- WHAT YOU SHOULD DO: Only lines with the word "this" are needed; collect each of them from the listing below.

----------

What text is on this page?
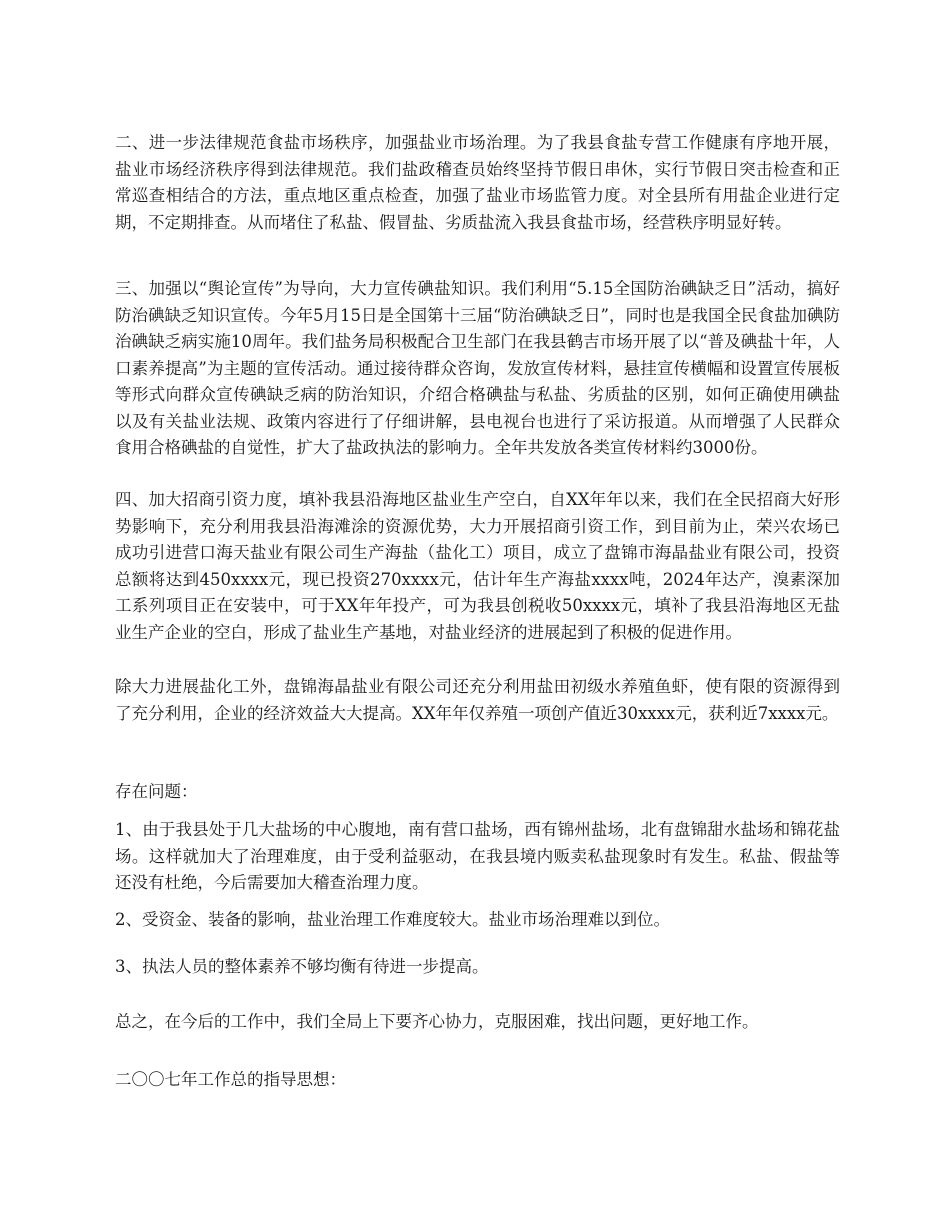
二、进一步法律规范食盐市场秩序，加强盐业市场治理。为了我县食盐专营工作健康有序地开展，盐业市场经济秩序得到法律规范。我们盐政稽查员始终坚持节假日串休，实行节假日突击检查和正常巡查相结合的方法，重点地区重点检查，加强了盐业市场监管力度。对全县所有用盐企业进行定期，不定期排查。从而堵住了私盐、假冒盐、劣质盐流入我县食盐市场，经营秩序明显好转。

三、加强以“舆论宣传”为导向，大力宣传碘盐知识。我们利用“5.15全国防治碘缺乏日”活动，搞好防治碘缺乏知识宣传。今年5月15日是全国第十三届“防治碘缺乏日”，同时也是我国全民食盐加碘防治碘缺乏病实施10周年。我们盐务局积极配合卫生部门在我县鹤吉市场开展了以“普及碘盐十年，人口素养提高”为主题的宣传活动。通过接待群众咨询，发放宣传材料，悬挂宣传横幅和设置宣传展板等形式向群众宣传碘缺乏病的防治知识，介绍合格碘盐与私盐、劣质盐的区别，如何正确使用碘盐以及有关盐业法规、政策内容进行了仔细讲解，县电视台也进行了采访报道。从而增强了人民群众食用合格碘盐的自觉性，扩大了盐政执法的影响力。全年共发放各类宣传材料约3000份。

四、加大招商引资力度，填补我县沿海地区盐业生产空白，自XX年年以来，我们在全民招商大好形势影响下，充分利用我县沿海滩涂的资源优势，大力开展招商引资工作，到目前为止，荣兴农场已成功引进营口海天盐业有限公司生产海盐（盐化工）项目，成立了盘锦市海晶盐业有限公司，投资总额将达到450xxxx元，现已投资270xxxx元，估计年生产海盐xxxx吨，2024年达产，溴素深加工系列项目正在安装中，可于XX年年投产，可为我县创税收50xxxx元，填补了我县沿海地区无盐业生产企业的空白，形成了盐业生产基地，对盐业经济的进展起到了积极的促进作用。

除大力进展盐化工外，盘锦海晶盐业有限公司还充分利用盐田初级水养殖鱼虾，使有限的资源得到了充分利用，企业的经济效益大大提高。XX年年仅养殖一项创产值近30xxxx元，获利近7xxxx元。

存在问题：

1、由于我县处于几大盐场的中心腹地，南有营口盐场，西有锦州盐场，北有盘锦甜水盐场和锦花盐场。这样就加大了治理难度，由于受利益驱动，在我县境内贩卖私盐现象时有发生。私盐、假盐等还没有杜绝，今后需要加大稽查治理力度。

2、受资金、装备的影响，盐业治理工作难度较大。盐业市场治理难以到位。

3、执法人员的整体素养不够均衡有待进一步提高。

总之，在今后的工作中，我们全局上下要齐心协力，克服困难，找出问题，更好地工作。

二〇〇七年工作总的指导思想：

----------

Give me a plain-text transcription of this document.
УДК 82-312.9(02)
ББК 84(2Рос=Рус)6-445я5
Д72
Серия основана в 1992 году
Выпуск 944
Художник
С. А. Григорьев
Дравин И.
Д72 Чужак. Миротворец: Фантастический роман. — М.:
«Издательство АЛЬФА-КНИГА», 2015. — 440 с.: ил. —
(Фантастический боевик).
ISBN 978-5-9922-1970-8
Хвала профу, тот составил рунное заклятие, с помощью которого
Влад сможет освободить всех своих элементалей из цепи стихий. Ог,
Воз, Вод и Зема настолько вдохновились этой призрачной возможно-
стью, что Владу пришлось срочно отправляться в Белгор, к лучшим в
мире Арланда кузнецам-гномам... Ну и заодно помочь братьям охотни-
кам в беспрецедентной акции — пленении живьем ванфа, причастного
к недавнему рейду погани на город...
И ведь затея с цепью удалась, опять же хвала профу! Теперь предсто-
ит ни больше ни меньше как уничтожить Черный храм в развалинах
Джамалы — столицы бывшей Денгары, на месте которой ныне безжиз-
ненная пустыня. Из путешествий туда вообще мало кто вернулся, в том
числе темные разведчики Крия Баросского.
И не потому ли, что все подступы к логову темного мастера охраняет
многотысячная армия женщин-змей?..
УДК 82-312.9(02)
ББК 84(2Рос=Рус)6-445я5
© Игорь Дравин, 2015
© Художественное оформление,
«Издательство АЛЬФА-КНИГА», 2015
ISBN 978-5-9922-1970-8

----------

- FINAL RESULT:
What text is on this page?
Give me a plain-text transcription of this document.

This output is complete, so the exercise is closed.